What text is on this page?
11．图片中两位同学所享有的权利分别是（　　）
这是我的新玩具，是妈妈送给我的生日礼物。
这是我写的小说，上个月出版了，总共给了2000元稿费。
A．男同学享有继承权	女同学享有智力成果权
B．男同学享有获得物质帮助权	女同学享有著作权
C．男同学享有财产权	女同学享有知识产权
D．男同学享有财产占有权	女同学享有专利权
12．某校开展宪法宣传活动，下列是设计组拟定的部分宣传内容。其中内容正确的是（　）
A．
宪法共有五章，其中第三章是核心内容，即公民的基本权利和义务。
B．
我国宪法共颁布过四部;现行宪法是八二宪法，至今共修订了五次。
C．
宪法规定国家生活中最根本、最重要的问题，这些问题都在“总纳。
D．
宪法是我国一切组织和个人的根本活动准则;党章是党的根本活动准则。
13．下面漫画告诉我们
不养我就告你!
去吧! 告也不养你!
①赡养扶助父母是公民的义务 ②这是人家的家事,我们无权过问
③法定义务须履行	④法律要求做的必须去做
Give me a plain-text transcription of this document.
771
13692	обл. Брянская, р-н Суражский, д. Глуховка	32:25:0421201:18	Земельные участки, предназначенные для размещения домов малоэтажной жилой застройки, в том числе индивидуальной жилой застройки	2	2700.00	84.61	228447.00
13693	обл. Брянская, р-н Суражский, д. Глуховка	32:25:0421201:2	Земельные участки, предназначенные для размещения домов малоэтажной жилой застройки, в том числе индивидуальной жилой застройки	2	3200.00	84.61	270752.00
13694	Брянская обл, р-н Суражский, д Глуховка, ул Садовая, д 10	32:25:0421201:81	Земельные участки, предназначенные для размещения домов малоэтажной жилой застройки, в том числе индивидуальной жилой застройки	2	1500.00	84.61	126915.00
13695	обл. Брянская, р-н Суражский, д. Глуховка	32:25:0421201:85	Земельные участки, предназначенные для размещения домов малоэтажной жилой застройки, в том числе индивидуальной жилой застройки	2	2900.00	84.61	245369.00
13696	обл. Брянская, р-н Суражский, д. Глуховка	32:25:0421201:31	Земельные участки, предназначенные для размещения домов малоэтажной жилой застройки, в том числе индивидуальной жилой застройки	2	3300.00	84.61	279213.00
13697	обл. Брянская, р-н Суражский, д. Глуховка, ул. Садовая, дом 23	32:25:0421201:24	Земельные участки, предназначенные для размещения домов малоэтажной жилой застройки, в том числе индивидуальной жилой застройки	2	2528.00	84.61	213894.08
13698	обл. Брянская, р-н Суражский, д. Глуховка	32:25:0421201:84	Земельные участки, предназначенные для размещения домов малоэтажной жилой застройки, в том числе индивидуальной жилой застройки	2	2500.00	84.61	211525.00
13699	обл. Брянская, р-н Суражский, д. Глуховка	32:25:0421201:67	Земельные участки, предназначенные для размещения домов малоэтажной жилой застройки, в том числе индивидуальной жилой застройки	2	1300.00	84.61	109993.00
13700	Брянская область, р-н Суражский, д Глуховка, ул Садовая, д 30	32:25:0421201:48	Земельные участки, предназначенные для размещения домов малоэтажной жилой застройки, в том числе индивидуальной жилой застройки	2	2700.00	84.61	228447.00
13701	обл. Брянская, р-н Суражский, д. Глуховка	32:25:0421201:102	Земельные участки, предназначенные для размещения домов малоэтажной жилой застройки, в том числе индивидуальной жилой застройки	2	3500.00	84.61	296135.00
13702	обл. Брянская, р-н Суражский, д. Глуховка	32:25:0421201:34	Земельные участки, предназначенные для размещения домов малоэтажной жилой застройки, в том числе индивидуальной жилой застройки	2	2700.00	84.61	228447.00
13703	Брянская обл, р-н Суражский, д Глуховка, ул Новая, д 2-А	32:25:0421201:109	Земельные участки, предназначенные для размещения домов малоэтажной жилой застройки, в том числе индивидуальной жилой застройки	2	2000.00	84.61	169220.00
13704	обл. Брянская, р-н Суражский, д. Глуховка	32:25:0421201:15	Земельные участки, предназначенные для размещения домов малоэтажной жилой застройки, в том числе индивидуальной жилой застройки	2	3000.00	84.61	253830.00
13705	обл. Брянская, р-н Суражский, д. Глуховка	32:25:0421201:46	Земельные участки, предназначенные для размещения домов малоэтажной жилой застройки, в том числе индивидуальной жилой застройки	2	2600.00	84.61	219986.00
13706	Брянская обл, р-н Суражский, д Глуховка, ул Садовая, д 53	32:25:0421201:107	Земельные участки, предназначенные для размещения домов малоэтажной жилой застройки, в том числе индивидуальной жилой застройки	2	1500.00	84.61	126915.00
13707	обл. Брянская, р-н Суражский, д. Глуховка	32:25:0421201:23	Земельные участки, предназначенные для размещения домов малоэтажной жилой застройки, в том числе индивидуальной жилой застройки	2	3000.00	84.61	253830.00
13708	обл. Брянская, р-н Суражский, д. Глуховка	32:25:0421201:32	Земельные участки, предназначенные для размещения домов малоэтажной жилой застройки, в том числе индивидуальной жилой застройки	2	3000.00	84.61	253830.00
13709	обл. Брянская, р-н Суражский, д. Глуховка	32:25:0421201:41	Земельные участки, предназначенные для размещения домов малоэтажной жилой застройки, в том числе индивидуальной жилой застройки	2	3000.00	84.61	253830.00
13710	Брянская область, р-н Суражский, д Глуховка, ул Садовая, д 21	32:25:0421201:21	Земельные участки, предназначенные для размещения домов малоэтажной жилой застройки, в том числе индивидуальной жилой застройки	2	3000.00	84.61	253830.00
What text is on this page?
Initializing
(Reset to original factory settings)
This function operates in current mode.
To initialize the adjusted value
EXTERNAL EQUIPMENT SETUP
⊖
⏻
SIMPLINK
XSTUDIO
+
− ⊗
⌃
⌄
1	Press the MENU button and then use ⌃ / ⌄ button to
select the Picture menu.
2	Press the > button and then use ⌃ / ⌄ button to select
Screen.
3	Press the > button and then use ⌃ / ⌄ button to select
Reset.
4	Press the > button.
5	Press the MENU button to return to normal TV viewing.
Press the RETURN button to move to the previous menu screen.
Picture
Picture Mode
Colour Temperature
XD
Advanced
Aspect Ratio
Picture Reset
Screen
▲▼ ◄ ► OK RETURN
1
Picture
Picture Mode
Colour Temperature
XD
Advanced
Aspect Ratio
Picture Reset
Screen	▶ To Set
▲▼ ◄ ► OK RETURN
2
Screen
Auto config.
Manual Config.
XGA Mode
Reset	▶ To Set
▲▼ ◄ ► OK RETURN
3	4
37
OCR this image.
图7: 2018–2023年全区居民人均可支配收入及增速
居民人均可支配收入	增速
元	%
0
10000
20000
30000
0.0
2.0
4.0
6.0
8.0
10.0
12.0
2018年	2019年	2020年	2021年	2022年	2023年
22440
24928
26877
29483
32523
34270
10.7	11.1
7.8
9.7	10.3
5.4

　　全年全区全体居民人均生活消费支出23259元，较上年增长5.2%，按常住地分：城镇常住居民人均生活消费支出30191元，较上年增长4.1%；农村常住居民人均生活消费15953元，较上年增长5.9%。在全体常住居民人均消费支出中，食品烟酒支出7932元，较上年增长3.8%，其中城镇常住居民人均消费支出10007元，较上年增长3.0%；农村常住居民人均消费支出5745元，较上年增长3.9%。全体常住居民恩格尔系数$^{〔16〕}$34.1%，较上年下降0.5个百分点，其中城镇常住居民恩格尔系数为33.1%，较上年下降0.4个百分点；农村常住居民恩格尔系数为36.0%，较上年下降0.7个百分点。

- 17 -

=====

__THE EXERCISE__. The records above should be duplicated in full, exactly as given.

__CORRECT RESULT__.
What text is on this page?
11．图片中两位同学所享有的权利分别是（　　）
这是我的新玩具，是妈妈送给我的生日礼物。
这是我写的小说，上个月出版了，总共给了2000元稿费。
A．男同学享有继承权	女同学享有智力成果权
B．男同学享有获得物质帮助权	女同学享有著作权
C．男同学享有财产权	女同学享有知识产权
D．男同学享有财产占有权	女同学享有专利权
12．某校开展宪法宣传活动，下列是设计组拟定的部分宣传内容。其中内容正确的是（　）
A．
宪法共有五章，其中第三章是核心内容，即公民的基本权利和义务。
B．
我国宪法共颁布过四部;现行宪法是八二宪法，至今共修订了五次。
C．
宪法规定国家生活中最根本、最重要的问题，这些问题都在“总纳。
D．
宪法是我国一切组织和个人的根本活动准则;党章是党的根本活动准则。
13．下面漫画告诉我们
不养我就告你!
去吧! 告也不养你!
①赡养扶助父母是公民的义务 ②这是人家的家事,我们无权过问
③法定义务须履行	④法律要求做的必须去做
Give me a plain-text transcription of this document.
771
13692	обл. Брянская, р-н Суражский, д. Глуховка	32:25:0421201:18	Земельные участки, предназначенные для размещения домов малоэтажной жилой застройки, в том числе индивидуальной жилой застройки	2	2700.00	84.61	228447.00
13693	обл. Брянская, р-н Суражский, д. Глуховка	32:25:0421201:2	Земельные участки, предназначенные для размещения домов малоэтажной жилой застройки, в том числе индивидуальной жилой застройки	2	3200.00	84.61	270752.00
13694	Брянская обл, р-н Суражский, д Глуховка, ул Садовая, д 10	32:25:0421201:81	Земельные участки, предназначенные для размещения домов малоэтажной жилой застройки, в том числе индивидуальной жилой застройки	2	1500.00	84.61	126915.00
13695	обл. Брянская, р-н Суражский, д. Глуховка	32:25:0421201:85	Земельные участки, предназначенные для размещения домов малоэтажной жилой застройки, в том числе индивидуальной жилой застройки	2	2900.00	84.61	245369.00
13696	обл. Брянская, р-н Суражский, д. Глуховка	32:25:0421201:31	Земельные участки, предназначенные для размещения домов малоэтажной жилой застройки, в том числе индивидуальной жилой застройки	2	3300.00	84.61	279213.00
13697	обл. Брянская, р-н Суражский, д. Глуховка, ул. Садовая, дом 23	32:25:0421201:24	Земельные участки, предназначенные для размещения домов малоэтажной жилой застройки, в том числе индивидуальной жилой застройки	2	2528.00	84.61	213894.08
13698	обл. Брянская, р-н Суражский, д. Глуховка	32:25:0421201:84	Земельные участки, предназначенные для размещения домов малоэтажной жилой застройки, в том числе индивидуальной жилой застройки	2	2500.00	84.61	211525.00
13699	обл. Брянская, р-н Суражский, д. Глуховка	32:25:0421201:67	Земельные участки, предназначенные для размещения домов малоэтажной жилой застройки, в том числе индивидуальной жилой застройки	2	1300.00	84.61	109993.00
13700	Брянская область, р-н Суражский, д Глуховка, ул Садовая, д 30	32:25:0421201:48	Земельные участки, предназначенные для размещения домов малоэтажной жилой застройки, в том числе индивидуальной жилой застройки	2	2700.00	84.61	228447.00
13701	обл. Брянская, р-н Суражский, д. Глуховка	32:25:0421201:102	Земельные участки, предназначенные для размещения домов малоэтажной жилой застройки, в том числе индивидуальной жилой застройки	2	3500.00	84.61	296135.00
13702	обл. Брянская, р-н Суражский, д. Глуховка	32:25:0421201:34	Земельные участки, предназначенные для размещения домов малоэтажной жилой застройки, в том числе индивидуальной жилой застройки	2	2700.00	84.61	228447.00
13703	Брянская обл, р-н Суражский, д Глуховка, ул Новая, д 2-А	32:25:0421201:109	Земельные участки, предназначенные для размещения домов малоэтажной жилой застройки, в том числе индивидуальной жилой застройки	2	2000.00	84.61	169220.00
13704	обл. Брянская, р-н Суражский, д. Глуховка	32:25:0421201:15	Земельные участки, предназначенные для размещения домов малоэтажной жилой застройки, в том числе индивидуальной жилой застройки	2	3000.00	84.61	253830.00
13705	обл. Брянская, р-н Суражский, д. Глуховка	32:25:0421201:46	Земельные участки, предназначенные для размещения домов малоэтажной жилой застройки, в том числе индивидуальной жилой застройки	2	2600.00	84.61	219986.00
13706	Брянская обл, р-н Суражский, д Глуховка, ул Садовая, д 53	32:25:0421201:107	Земельные участки, предназначенные для размещения домов малоэтажной жилой застройки, в том числе индивидуальной жилой застройки	2	1500.00	84.61	126915.00
13707	обл. Брянская, р-н Суражский, д. Глуховка	32:25:0421201:23	Земельные участки, предназначенные для размещения домов малоэтажной жилой застройки, в том числе индивидуальной жилой застройки	2	3000.00	84.61	253830.00
13708	обл. Брянская, р-н Суражский, д. Глуховка	32:25:0421201:32	Земельные участки, предназначенные для размещения домов малоэтажной жилой застройки, в том числе индивидуальной жилой застройки	2	3000.00	84.61	253830.00
13709	обл. Брянская, р-н Суражский, д. Глуховка	32:25:0421201:41	Земельные участки, предназначенные для размещения домов малоэтажной жилой застройки, в том числе индивидуальной жилой застройки	2	3000.00	84.61	253830.00
13710	Брянская область, р-н Суражский, д Глуховка, ул Садовая, д 21	32:25:0421201:21	Земельные участки, предназначенные для размещения домов малоэтажной жилой застройки, в том числе индивидуальной жилой застройки	2	3000.00	84.61	253830.00
What text is on this page?
Initializing
(Reset to original factory settings)
This function operates in current mode.
To initialize the adjusted value
EXTERNAL EQUIPMENT SETUP
⊖
⏻
SIMPLINK
XSTUDIO
+
− ⊗
⌃
⌄
1	Press the MENU button and then use ⌃ / ⌄ button to
select the Picture menu.
2	Press the > button and then use ⌃ / ⌄ button to select
Screen.
3	Press the > button and then use ⌃ / ⌄ button to select
Reset.
4	Press the > button.
5	Press the MENU button to return to normal TV viewing.
Press the RETURN button to move to the previous menu screen.
Picture
Picture Mode
Colour Temperature
XD
Advanced
Aspect Ratio
Picture Reset
Screen
▲▼ ◄ ► OK RETURN
1
Picture
Picture Mode
Colour Temperature
XD
Advanced
Aspect Ratio
Picture Reset
Screen	▶ To Set
▲▼ ◄ ► OK RETURN
2
Screen
Auto config.
Manual Config.
XGA Mode
Reset	▶ To Set
▲▼ ◄ ► OK RETURN
3	4
37
OCR this image.
图7: 2018–2023年全区居民人均可支配收入及增速
居民人均可支配收入	增速
元	%
0
10000
20000
30000
0.0
2.0
4.0
6.0
8.0
10.0
12.0
2018年	2019年	2020年	2021年	2022年	2023年
22440
24928
26877
29483
32523
34270
10.7	11.1
7.8
9.7	10.3
5.4

　　全年全区全体居民人均生活消费支出23259元，较上年增长5.2%，按常住地分：城镇常住居民人均生活消费支出30191元，较上年增长4.1%；农村常住居民人均生活消费15953元，较上年增长5.9%。在全体常住居民人均消费支出中，食品烟酒支出7932元，较上年增长3.8%，其中城镇常住居民人均消费支出10007元，较上年增长3.0%；农村常住居民人均消费支出5745元，较上年增长3.9%。全体常住居民恩格尔系数$^{〔16〕}$34.1%，较上年下降0.5个百分点，其中城镇常住居民恩格尔系数为33.1%，较上年下降0.4个百分点；农村常住居民恩格尔系数为36.0%，较上年下降0.7个百分点。

- 17 -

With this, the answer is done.